Copy the data precisely, character for character, and leave out every picture.

## Given entries
####
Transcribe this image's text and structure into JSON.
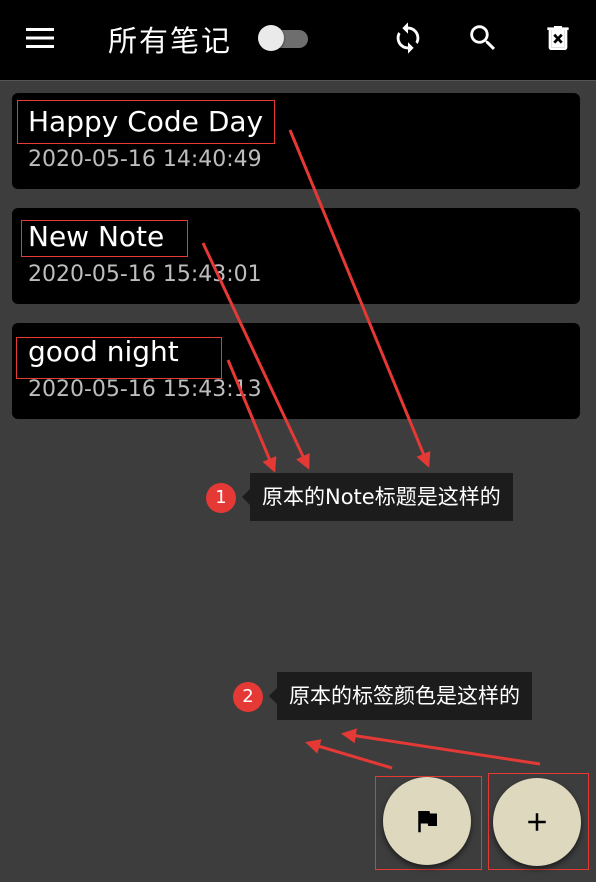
{
  "appbar": {
    "title": "所有笔记",
    "icons": [
      "menu-icon",
      "sync-icon",
      "search-icon",
      "delete-icon"
    ],
    "toggle_on": false
  },
  "notes": [
    {
      "title": "Happy Code Day",
      "date": "2020-05-16 14:40:49"
    },
    {
      "title": "New Note",
      "date": "2020-05-16 15:43:01"
    },
    {
      "title": "good night",
      "date": "2020-05-16 15:43:13"
    }
  ],
  "annotations": [
    {
      "number": "1",
      "text": "原本的Note标题是这样的"
    },
    {
      "number": "2",
      "text": "原本的标签颜色是这样的"
    }
  ],
  "fabs": [
    "flag-icon",
    "add-icon"
  ],
  "colors": {
    "background": "#3d3d3d",
    "card": "#000000",
    "fab": "#ddd8be",
    "annotation_red": "#e53935"
  }
}
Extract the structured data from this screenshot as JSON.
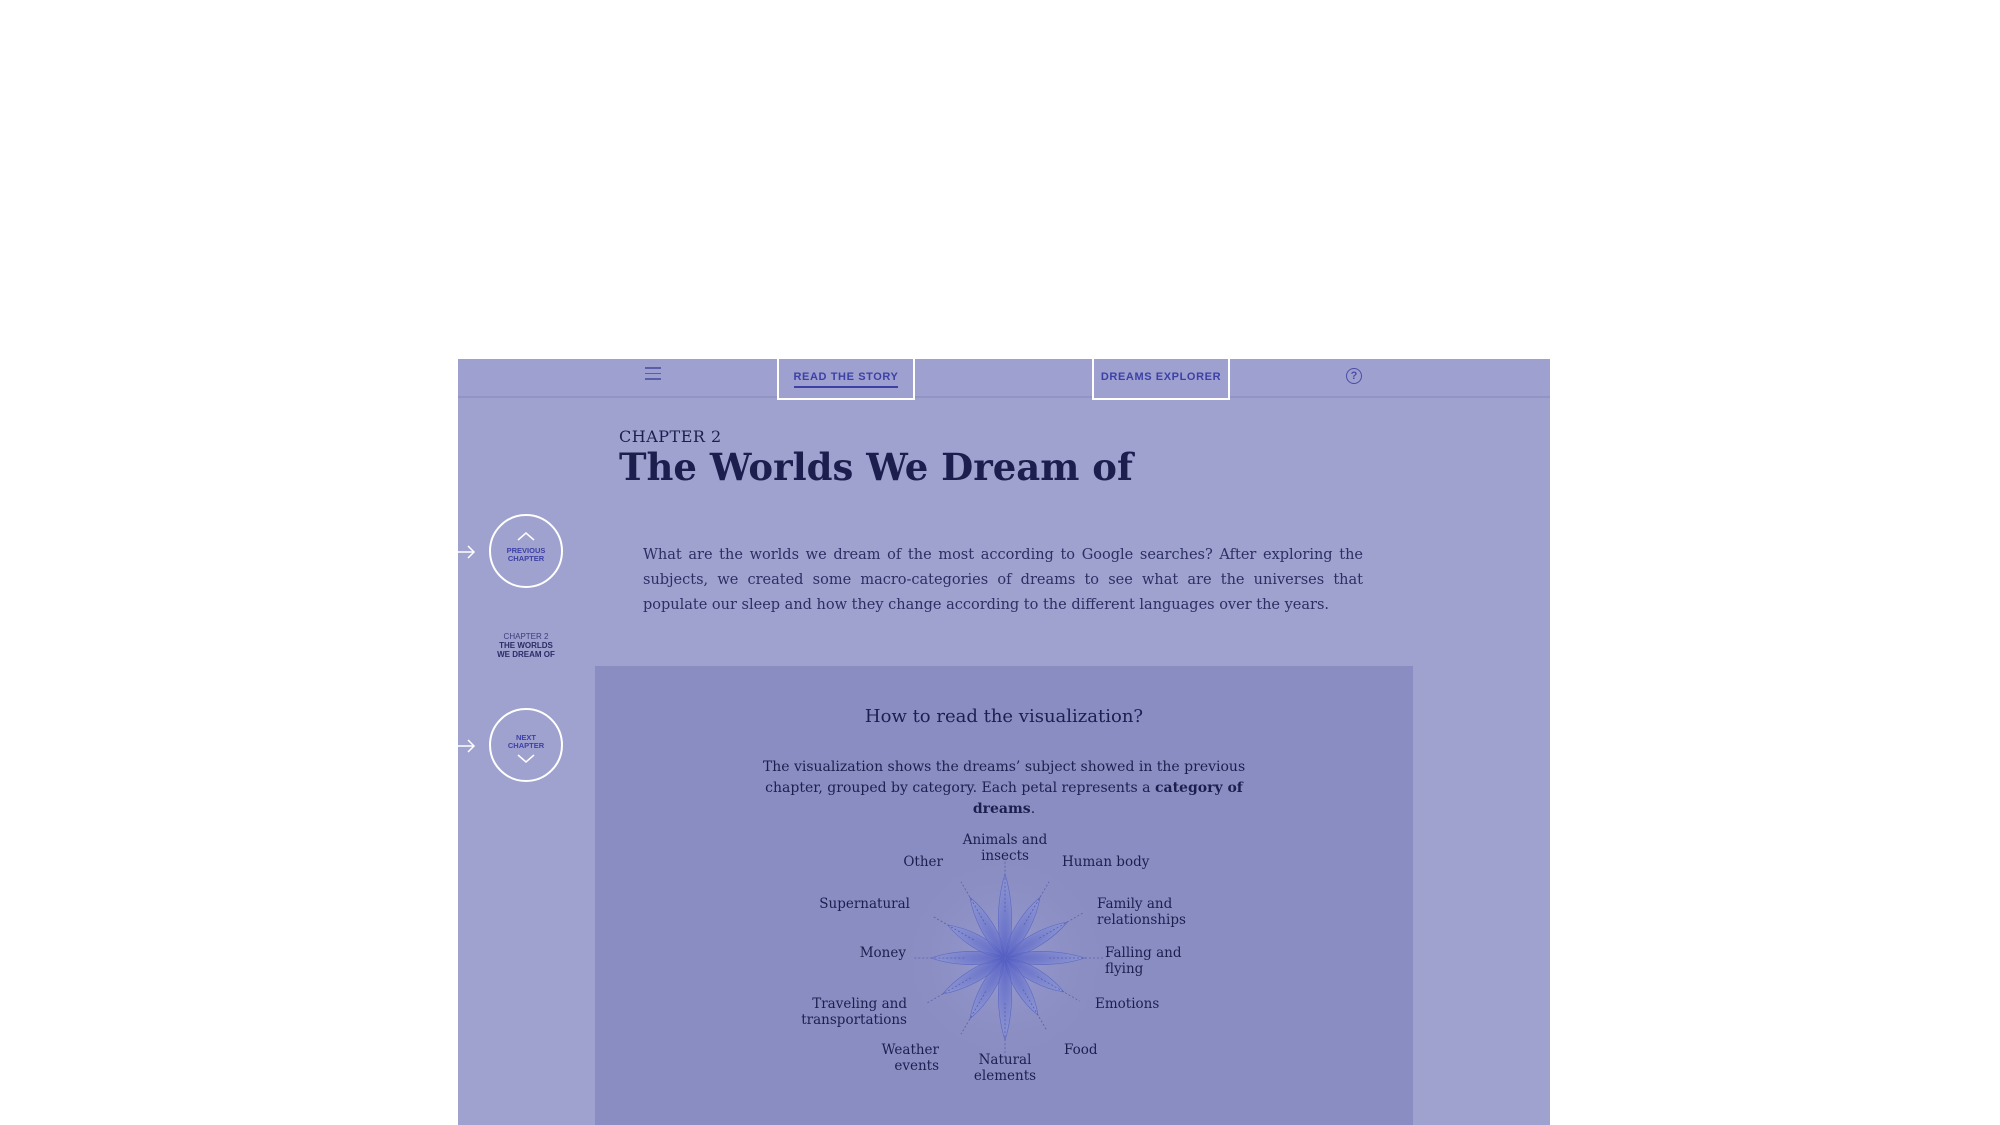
{
  "nav": {
    "menu_icon": "hamburger-menu-icon",
    "tab_story": "READ THE STORY",
    "tab_explorer": "DREAMS EXPLORER",
    "help_glyph": "?"
  },
  "chapter": {
    "label": "CHAPTER 2",
    "title": "The Worlds We Dream of",
    "intro": "What are the worlds we dream of the most according to Google searches? After exploring the subjects, we created some macro-categories of dreams to see what are the universes that populate our sleep and how they change according to the different languages over the years."
  },
  "side_nav": {
    "previous_line1": "PREVIOUS",
    "previous_line2": "CHAPTER",
    "current_line1": "CHAPTER 2",
    "current_line2": "THE WORLDS",
    "current_line3": "WE DREAM OF",
    "next_line1": "NEXT",
    "next_line2": "CHAPTER"
  },
  "panel": {
    "title": "How to read the visualization?",
    "desc_part1": "The visualization shows the dreams’ subject showed in the previous chapter, grouped by category. Each petal represents a ",
    "desc_bold": "category of dreams",
    "desc_part2": "."
  },
  "categories": [
    "Animals and insects",
    "Human body",
    "Family and relationships",
    "Falling and flying",
    "Emotions",
    "Food",
    "Natural elements",
    "Weather events",
    "Traveling and transportations",
    "Money",
    "Supernatural",
    "Other"
  ],
  "colors": {
    "background": "#9fa1cf",
    "panel": "#8a8dc2",
    "accent": "#3d41a6",
    "text": "#1c1f4e"
  }
}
####
## Solution to this exercise
Transcribe this image's text and structure into JSON.
{
  "appbar": {
    "title": "所有笔记",
    "icons": [
      "menu-icon",
      "sync-icon",
      "search-icon",
      "delete-icon"
    ],
    "toggle_on": false
  },
  "notes": [
    {
      "title": "Happy Code Day",
      "date": "2020-05-16 14:40:49"
    },
    {
      "title": "New Note",
      "date": "2020-05-16 15:43:01"
    },
    {
      "title": "good night",
      "date": "2020-05-16 15:43:13"
    }
  ],
  "annotations": [
    {
      "number": "1",
      "text": "原本的Note标题是这样的"
    },
    {
      "number": "2",
      "text": "原本的标签颜色是这样的"
    }
  ],
  "fabs": [
    "flag-icon",
    "add-icon"
  ],
  "colors": {
    "background": "#3d3d3d",
    "card": "#000000",
    "fab": "#ddd8be",
    "annotation_red": "#e53935"
  }
}
Extract the structured data from this screenshot as JSON.
{
  "nav": {
    "menu_icon": "hamburger-menu-icon",
    "tab_story": "READ THE STORY",
    "tab_explorer": "DREAMS EXPLORER",
    "help_glyph": "?"
  },
  "chapter": {
    "label": "CHAPTER 2",
    "title": "The Worlds We Dream of",
    "intro": "What are the worlds we dream of the most according to Google searches? After exploring the subjects, we created some macro-categories of dreams to see what are the universes that populate our sleep and how they change according to the different languages over the years."
  },
  "side_nav": {
    "previous_line1": "PREVIOUS",
    "previous_line2": "CHAPTER",
    "current_line1": "CHAPTER 2",
    "current_line2": "THE WORLDS",
    "current_line3": "WE DREAM OF",
    "next_line1": "NEXT",
    "next_line2": "CHAPTER"
  },
  "panel": {
    "title": "How to read the visualization?",
    "desc_part1": "The visualization shows the dreams’ subject showed in the previous chapter, grouped by category. Each petal represents a ",
    "desc_bold": "category of dreams",
    "desc_part2": "."
  },
  "categories": [
    "Animals and insects",
    "Human body",
    "Family and relationships",
    "Falling and flying",
    "Emotions",
    "Food",
    "Natural elements",
    "Weather events",
    "Traveling and transportations",
    "Money",
    "Supernatural",
    "Other"
  ],
  "colors": {
    "background": "#9fa1cf",
    "panel": "#8a8dc2",
    "accent": "#3d41a6",
    "text": "#1c1f4e"
  }
}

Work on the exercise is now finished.